» **Text section**
########
Weight Sparsity: Zeros in model parameters. These weights pruned during training or post-training.

Activation Sparsity: Zero in intermediate activations during forward pass, typically from RELU-like functions that output zero for negative inputs. This sparsity is input-dependent and changes dynamically based on the data being processed.

Attention Sparsity: Zeros or near-zeros in attention weight matrices. Many attention heads focus on only a subset of tokens, creating natural sparsity patterns. This is also input-dependent and varies across different sequences

Random(Unstructured) and Structured Pattern

Random(Unstructured) Sparsity: zero values appear scattered throughout the tensor without particular pattern. Drawback:

Irregular memory access patterns
Hard to vectorize operations
Requires complex indexing schemes

Structured Pattern: zero values follow regular patterns like entire rows, columns, or blocks being zero (and 2:4).
########
» **Given records**
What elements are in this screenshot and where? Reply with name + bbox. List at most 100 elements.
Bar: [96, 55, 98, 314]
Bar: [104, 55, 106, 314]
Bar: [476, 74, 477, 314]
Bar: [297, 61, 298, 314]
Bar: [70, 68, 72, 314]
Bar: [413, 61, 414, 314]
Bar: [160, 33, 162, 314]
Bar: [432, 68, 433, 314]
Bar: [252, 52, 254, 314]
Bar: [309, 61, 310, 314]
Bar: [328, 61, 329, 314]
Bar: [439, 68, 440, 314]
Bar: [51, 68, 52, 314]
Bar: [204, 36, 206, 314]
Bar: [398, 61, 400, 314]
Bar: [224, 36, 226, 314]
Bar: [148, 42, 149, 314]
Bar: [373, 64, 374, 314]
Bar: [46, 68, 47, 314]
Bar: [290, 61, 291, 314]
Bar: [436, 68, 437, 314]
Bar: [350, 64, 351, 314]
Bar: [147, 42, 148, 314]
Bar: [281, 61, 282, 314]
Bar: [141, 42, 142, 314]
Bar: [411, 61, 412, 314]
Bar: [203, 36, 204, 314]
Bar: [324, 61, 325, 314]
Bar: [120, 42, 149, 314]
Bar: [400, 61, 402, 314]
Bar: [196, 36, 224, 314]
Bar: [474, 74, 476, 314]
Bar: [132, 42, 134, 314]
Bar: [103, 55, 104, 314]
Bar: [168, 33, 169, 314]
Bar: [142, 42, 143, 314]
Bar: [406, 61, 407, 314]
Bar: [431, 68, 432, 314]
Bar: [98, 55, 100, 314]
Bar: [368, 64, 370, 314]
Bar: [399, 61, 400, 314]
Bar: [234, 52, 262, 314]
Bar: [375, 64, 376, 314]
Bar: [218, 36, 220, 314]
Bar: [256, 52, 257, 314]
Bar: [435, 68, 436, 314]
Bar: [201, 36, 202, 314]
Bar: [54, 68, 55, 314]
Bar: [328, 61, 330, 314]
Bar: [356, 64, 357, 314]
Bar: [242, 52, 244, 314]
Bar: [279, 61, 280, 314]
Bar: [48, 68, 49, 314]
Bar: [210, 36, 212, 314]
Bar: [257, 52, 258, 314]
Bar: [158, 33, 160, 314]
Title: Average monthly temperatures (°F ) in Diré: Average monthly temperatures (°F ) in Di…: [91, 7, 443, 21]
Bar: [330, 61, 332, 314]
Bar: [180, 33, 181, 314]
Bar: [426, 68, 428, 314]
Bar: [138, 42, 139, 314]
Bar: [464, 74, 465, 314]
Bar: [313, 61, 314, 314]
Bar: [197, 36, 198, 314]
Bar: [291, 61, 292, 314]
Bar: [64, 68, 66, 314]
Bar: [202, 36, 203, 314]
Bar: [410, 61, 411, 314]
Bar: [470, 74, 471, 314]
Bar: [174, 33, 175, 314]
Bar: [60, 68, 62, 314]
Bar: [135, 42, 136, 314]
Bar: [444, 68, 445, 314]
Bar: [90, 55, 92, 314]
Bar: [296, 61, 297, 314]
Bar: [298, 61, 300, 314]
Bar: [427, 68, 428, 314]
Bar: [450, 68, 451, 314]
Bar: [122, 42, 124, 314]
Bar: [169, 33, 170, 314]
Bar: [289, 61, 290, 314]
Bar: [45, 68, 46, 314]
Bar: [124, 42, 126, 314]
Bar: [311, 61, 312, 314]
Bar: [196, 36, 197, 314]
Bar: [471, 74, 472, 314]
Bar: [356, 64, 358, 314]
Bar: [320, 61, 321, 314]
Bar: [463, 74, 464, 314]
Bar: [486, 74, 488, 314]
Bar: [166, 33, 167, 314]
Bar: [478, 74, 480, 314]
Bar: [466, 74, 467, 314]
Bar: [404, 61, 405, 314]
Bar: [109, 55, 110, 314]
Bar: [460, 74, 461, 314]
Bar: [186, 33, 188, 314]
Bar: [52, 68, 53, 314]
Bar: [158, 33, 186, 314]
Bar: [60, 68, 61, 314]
########
Transcribe verbatim the part of the sparsity text between "Activation Sparsity: Zero" and "zero (and 2:4).", inclusive.

Activation Sparsity: Zero in intermediate activations during forward pass, typically from RELU-like functions that output zero for negative inputs. This sparsity is input-dependent and changes dynamically based on the data being processed.

Attention Sparsity: Zeros or near-zeros in attention weight matrices. Many attention heads focus on only a subset of tokens, creating natural sparsity patterns. This is also input-dependent and varies across different sequences

Random(Unstructured) and Structured Pattern

Random(Unstructured) Sparsity: zero values appear scattered throughout the tensor without particular pattern. Drawback:

Irregular memory access patterns
Hard to vectorize operations
Requires complex indexing schemes

Structured Pattern: zero values follow regular patterns like entire rows, columns, or blocks being zero (and 2:4).